--- Start INPUT DATA ---
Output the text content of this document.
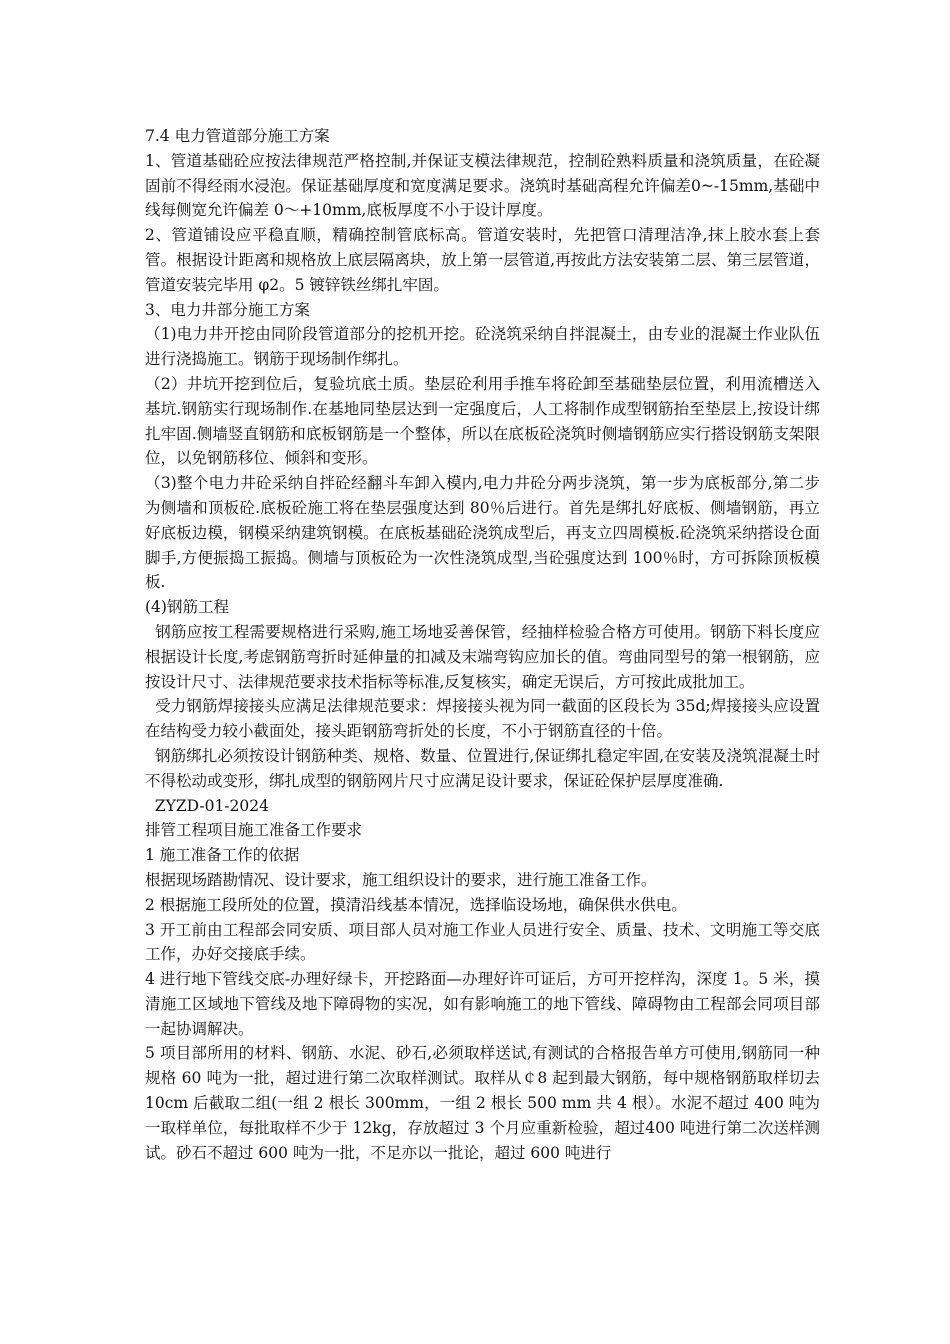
7.4 电力管道部分施工方案

1、管道基础砼应按法律规范严格控制,并保证支模法律规范，控制砼熟料质量和浇筑质量，在砼凝固前不得经雨水浸泡。保证基础厚度和宽度满足要求。浇筑时基础高程允许偏差0~-15mm,基础中线每侧宽允许偏差 0～+10mm,底板厚度不小于设计厚度。

2、管道铺设应平稳直顺，精确控制管底标高。管道安装时，先把管口清理洁净,抹上胶水套上套管。根据设计距离和规格放上底层隔离块，放上第一层管道,再按此方法安装第二层、第三层管道，管道安装完毕用 φ2。5 镀锌铁丝绑扎牢固。

3、电力井部分施工方案

（1)电力井开挖由同阶段管道部分的挖机开挖。砼浇筑采纳自拌混凝土，由专业的混凝土作业队伍进行浇捣施工。钢筋于现场制作绑扎。

（2）井坑开挖到位后，复验坑底土质。垫层砼利用手推车将砼卸至基础垫层位置，利用流槽送入基坑.钢筋实行现场制作.在基地同垫层达到一定强度后，人工将制作成型钢筋抬至垫层上,按设计绑扎牢固.侧墙竖直钢筋和底板钢筋是一个整体，所以在底板砼浇筑时侧墙钢筋应实行搭设钢筋支架限位，以免钢筋移位、倾斜和变形。

（3)整个电力井砼采纳自拌砼经翻斗车卸入模内,电力井砼分两步浇筑，第一步为底板部分,第二步为侧墙和顶板砼.底板砼施工将在垫层强度达到 80％后进行。首先是绑扎好底板、侧墙钢筋，再立好底板边模，钢模采纳建筑钢模。在底板基础砼浇筑成型后，再支立四周模板.砼浇筑采纳搭设仓面脚手,方便振捣工振捣。侧墙与顶板砼为一次性浇筑成型,当砼强度达到 100％时，方可拆除顶板模板.

(4)钢筋工程

钢筋应按工程需要规格进行采购,施工场地妥善保管，经抽样检验合格方可使用。钢筋下料长度应根据设计长度,考虑钢筋弯折时延伸量的扣减及末端弯钩应加长的值。弯曲同型号的第一根钢筋，应按设计尺寸、法律规范要求技术指标等标准,反复核实，确定无误后，方可按此成批加工。

受力钢筋焊接接头应满足法律规范要求：焊接接头视为同一截面的区段长为 35d;焊接接头应设置在结构受力较小截面处，接头距钢筋弯折处的长度，不小于钢筋直径的十倍。

钢筋绑扎必须按设计钢筋种类、规格、数量、位置进行,保证绑扎稳定牢固,在安装及浇筑混凝土时不得松动或变形，绑扎成型的钢筋网片尺寸应满足设计要求，保证砼保护层厚度准确.

ZYZD-01-2024

排管工程项目施工准备工作要求

1 施工准备工作的依据

根据现场踏勘情况、设计要求，施工组织设计的要求，进行施工准备工作。

2 根据施工段所处的位置，摸清沿线基本情况，选择临设场地，确保供水供电。

3 开工前由工程部会同安质、项目部人员对施工作业人员进行安全、质量、技术、文明施工等交底工作，办好交接底手续。

4 进行地下管线交底-办理好绿卡，开挖路面—办理好许可证后，方可开挖样沟，深度 1。5 米，摸清施工区域地下管线及地下障碍物的实况，如有影响施工的地下管线、障碍物由工程部会同项目部一起协调解决。

5 项目部所用的材料、钢筋、水泥、砂石,必须取样送试,有测试的合格报告单方可使用,钢筋同一种规格 60 吨为一批，超过进行第二次取样测试。取样从￠8 起到最大钢筋，每中规格钢筋取样切去 10cm 后截取二组(一组 2 根长 300mm，一组 2 根长 500 mm 共 4 根）。水泥不超过 400 吨为一取样单位，每批取样不少于 12kg，存放超过 3 个月应重新检验，超过400 吨进行第二次送样测试。砂石不超过 600 吨为一批，不足亦以一批论，超过 600 吨进行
--- End INPUT DATA ---
Each line above is to be copied verbatim. Drop any image from the copy.

● **FULL SOLUTION**:
Output the text content of this document.
7.4 电力管道部分施工方案

1、管道基础砼应按法律规范严格控制,并保证支模法律规范，控制砼熟料质量和浇筑质量，在砼凝固前不得经雨水浸泡。保证基础厚度和宽度满足要求。浇筑时基础高程允许偏差0~-15mm,基础中线每侧宽允许偏差 0～+10mm,底板厚度不小于设计厚度。

2、管道铺设应平稳直顺，精确控制管底标高。管道安装时，先把管口清理洁净,抹上胶水套上套管。根据设计距离和规格放上底层隔离块，放上第一层管道,再按此方法安装第二层、第三层管道，管道安装完毕用 φ2。5 镀锌铁丝绑扎牢固。

3、电力井部分施工方案

（1)电力井开挖由同阶段管道部分的挖机开挖。砼浇筑采纳自拌混凝土，由专业的混凝土作业队伍进行浇捣施工。钢筋于现场制作绑扎。

（2）井坑开挖到位后，复验坑底土质。垫层砼利用手推车将砼卸至基础垫层位置，利用流槽送入基坑.钢筋实行现场制作.在基地同垫层达到一定强度后，人工将制作成型钢筋抬至垫层上,按设计绑扎牢固.侧墙竖直钢筋和底板钢筋是一个整体，所以在底板砼浇筑时侧墙钢筋应实行搭设钢筋支架限位，以免钢筋移位、倾斜和变形。

（3)整个电力井砼采纳自拌砼经翻斗车卸入模内,电力井砼分两步浇筑，第一步为底板部分,第二步为侧墙和顶板砼.底板砼施工将在垫层强度达到 80％后进行。首先是绑扎好底板、侧墙钢筋，再立好底板边模，钢模采纳建筑钢模。在底板基础砼浇筑成型后，再支立四周模板.砼浇筑采纳搭设仓面脚手,方便振捣工振捣。侧墙与顶板砼为一次性浇筑成型,当砼强度达到 100％时，方可拆除顶板模板.

(4)钢筋工程

钢筋应按工程需要规格进行采购,施工场地妥善保管，经抽样检验合格方可使用。钢筋下料长度应根据设计长度,考虑钢筋弯折时延伸量的扣减及末端弯钩应加长的值。弯曲同型号的第一根钢筋，应按设计尺寸、法律规范要求技术指标等标准,反复核实，确定无误后，方可按此成批加工。

受力钢筋焊接接头应满足法律规范要求：焊接接头视为同一截面的区段长为 35d;焊接接头应设置在结构受力较小截面处，接头距钢筋弯折处的长度，不小于钢筋直径的十倍。

钢筋绑扎必须按设计钢筋种类、规格、数量、位置进行,保证绑扎稳定牢固,在安装及浇筑混凝土时不得松动或变形，绑扎成型的钢筋网片尺寸应满足设计要求，保证砼保护层厚度准确.

ZYZD-01-2024

排管工程项目施工准备工作要求

1 施工准备工作的依据

根据现场踏勘情况、设计要求，施工组织设计的要求，进行施工准备工作。

2 根据施工段所处的位置，摸清沿线基本情况，选择临设场地，确保供水供电。

3 开工前由工程部会同安质、项目部人员对施工作业人员进行安全、质量、技术、文明施工等交底工作，办好交接底手续。

4 进行地下管线交底-办理好绿卡，开挖路面—办理好许可证后，方可开挖样沟，深度 1。5 米，摸清施工区域地下管线及地下障碍物的实况，如有影响施工的地下管线、障碍物由工程部会同项目部一起协调解决。

5 项目部所用的材料、钢筋、水泥、砂石,必须取样送试,有测试的合格报告单方可使用,钢筋同一种规格 60 吨为一批，超过进行第二次取样测试。取样从￠8 起到最大钢筋，每中规格钢筋取样切去 10cm 后截取二组(一组 2 根长 300mm，一组 2 根长 500 mm 共 4 根）。水泥不超过 400 吨为一取样单位，每批取样不少于 12kg，存放超过 3 个月应重新检验，超过400 吨进行第二次送样测试。砂石不超过 600 吨为一批，不足亦以一批论，超过 600 吨进行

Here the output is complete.